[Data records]
***
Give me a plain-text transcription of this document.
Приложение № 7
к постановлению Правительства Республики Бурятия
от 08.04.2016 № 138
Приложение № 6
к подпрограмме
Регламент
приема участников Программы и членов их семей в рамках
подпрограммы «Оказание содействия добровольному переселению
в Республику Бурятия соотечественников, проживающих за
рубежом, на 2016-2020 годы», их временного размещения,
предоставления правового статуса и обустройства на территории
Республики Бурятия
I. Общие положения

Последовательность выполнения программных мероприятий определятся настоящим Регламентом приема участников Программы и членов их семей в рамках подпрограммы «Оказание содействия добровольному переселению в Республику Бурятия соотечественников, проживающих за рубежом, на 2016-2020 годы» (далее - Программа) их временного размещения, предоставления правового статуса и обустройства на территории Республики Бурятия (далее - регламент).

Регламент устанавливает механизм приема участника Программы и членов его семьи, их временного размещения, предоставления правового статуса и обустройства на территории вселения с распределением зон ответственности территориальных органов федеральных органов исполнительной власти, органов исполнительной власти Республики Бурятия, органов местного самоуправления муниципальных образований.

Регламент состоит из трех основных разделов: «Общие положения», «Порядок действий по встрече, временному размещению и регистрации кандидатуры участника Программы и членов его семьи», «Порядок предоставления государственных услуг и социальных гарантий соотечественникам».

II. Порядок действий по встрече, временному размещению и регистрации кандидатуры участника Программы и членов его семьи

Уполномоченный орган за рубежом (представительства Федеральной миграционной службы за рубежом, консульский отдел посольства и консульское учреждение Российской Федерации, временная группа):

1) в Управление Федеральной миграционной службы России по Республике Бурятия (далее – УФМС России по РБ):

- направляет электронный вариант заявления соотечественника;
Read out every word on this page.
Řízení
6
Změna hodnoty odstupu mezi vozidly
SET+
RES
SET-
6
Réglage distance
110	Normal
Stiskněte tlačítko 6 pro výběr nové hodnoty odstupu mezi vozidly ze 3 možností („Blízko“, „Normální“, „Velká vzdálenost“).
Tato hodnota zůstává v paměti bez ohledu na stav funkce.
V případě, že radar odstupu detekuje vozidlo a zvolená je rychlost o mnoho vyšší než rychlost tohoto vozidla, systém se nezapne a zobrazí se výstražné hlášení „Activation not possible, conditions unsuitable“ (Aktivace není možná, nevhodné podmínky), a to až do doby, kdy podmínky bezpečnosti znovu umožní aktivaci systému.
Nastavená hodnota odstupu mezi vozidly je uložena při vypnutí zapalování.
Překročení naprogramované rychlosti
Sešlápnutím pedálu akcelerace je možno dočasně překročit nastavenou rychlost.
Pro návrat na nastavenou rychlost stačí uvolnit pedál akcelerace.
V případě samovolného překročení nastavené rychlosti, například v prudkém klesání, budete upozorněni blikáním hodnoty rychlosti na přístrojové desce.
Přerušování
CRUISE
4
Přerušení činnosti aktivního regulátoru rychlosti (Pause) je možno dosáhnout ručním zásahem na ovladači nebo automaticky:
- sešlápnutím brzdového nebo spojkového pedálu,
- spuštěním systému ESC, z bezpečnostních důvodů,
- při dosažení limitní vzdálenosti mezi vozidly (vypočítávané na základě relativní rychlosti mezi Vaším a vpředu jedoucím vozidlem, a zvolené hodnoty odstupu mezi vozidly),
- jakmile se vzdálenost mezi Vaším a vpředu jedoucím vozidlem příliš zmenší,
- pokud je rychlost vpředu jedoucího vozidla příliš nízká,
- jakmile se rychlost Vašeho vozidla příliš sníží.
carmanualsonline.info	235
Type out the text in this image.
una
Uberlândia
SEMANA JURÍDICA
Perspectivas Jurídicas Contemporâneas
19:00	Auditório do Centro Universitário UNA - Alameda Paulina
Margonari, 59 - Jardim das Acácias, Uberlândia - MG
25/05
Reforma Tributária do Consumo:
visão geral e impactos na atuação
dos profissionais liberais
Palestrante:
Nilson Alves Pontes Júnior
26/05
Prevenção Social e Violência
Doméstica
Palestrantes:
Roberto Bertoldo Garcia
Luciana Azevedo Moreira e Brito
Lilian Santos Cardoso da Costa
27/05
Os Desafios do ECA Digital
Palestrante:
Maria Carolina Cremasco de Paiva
***
Instructions to follow. Give every line of the material again, exactly as it reads.

Complete output.
Give me a plain-text transcription of this document.
Приложение № 7
к постановлению Правительства Республики Бурятия
от 08.04.2016 № 138
Приложение № 6
к подпрограмме
Регламент
приема участников Программы и членов их семей в рамках
подпрограммы «Оказание содействия добровольному переселению
в Республику Бурятия соотечественников, проживающих за
рубежом, на 2016-2020 годы», их временного размещения,
предоставления правового статуса и обустройства на территории
Республики Бурятия
I. Общие положения

Последовательность выполнения программных мероприятий определятся настоящим Регламентом приема участников Программы и членов их семей в рамках подпрограммы «Оказание содействия добровольному переселению в Республику Бурятия соотечественников, проживающих за рубежом, на 2016-2020 годы» (далее - Программа) их временного размещения, предоставления правового статуса и обустройства на территории Республики Бурятия (далее - регламент).

Регламент устанавливает механизм приема участника Программы и членов его семьи, их временного размещения, предоставления правового статуса и обустройства на территории вселения с распределением зон ответственности территориальных органов федеральных органов исполнительной власти, органов исполнительной власти Республики Бурятия, органов местного самоуправления муниципальных образований.

Регламент состоит из трех основных разделов: «Общие положения», «Порядок действий по встрече, временному размещению и регистрации кандидатуры участника Программы и членов его семьи», «Порядок предоставления государственных услуг и социальных гарантий соотечественникам».

II. Порядок действий по встрече, временному размещению и регистрации кандидатуры участника Программы и членов его семьи

Уполномоченный орган за рубежом (представительства Федеральной миграционной службы за рубежом, консульский отдел посольства и консульское учреждение Российской Федерации, временная группа):

1) в Управление Федеральной миграционной службы России по Республике Бурятия (далее – УФМС России по РБ):

- направляет электронный вариант заявления соотечественника;
Read out every word on this page.
Řízení
6
Změna hodnoty odstupu mezi vozidly
SET+
RES
SET-
6
Réglage distance
110	Normal
Stiskněte tlačítko 6 pro výběr nové hodnoty odstupu mezi vozidly ze 3 možností („Blízko“, „Normální“, „Velká vzdálenost“).
Tato hodnota zůstává v paměti bez ohledu na stav funkce.
V případě, že radar odstupu detekuje vozidlo a zvolená je rychlost o mnoho vyšší než rychlost tohoto vozidla, systém se nezapne a zobrazí se výstražné hlášení „Activation not possible, conditions unsuitable“ (Aktivace není možná, nevhodné podmínky), a to až do doby, kdy podmínky bezpečnosti znovu umožní aktivaci systému.
Nastavená hodnota odstupu mezi vozidly je uložena při vypnutí zapalování.
Překročení naprogramované rychlosti
Sešlápnutím pedálu akcelerace je možno dočasně překročit nastavenou rychlost.
Pro návrat na nastavenou rychlost stačí uvolnit pedál akcelerace.
V případě samovolného překročení nastavené rychlosti, například v prudkém klesání, budete upozorněni blikáním hodnoty rychlosti na přístrojové desce.
Přerušování
CRUISE
4
Přerušení činnosti aktivního regulátoru rychlosti (Pause) je možno dosáhnout ručním zásahem na ovladači nebo automaticky:
- sešlápnutím brzdového nebo spojkového pedálu,
- spuštěním systému ESC, z bezpečnostních důvodů,
- při dosažení limitní vzdálenosti mezi vozidly (vypočítávané na základě relativní rychlosti mezi Vaším a vpředu jedoucím vozidlem, a zvolené hodnoty odstupu mezi vozidly),
- jakmile se vzdálenost mezi Vaším a vpředu jedoucím vozidlem příliš zmenší,
- pokud je rychlost vpředu jedoucího vozidla příliš nízká,
- jakmile se rychlost Vašeho vozidla příliš sníží.
carmanualsonline.info	235
Type out the text in this image.
una
Uberlândia
SEMANA JURÍDICA
Perspectivas Jurídicas Contemporâneas
19:00	Auditório do Centro Universitário UNA - Alameda Paulina
Margonari, 59 - Jardim das Acácias, Uberlândia - MG
25/05
Reforma Tributária do Consumo:
visão geral e impactos na atuação
dos profissionais liberais
Palestrante:
Nilson Alves Pontes Júnior
26/05
Prevenção Social e Violência
Doméstica
Palestrantes:
Roberto Bertoldo Garcia
Luciana Azevedo Moreira e Brito
Lilian Santos Cardoso da Costa
27/05
Os Desafios do ECA Digital
Palestrante:
Maria Carolina Cremasco de Paiva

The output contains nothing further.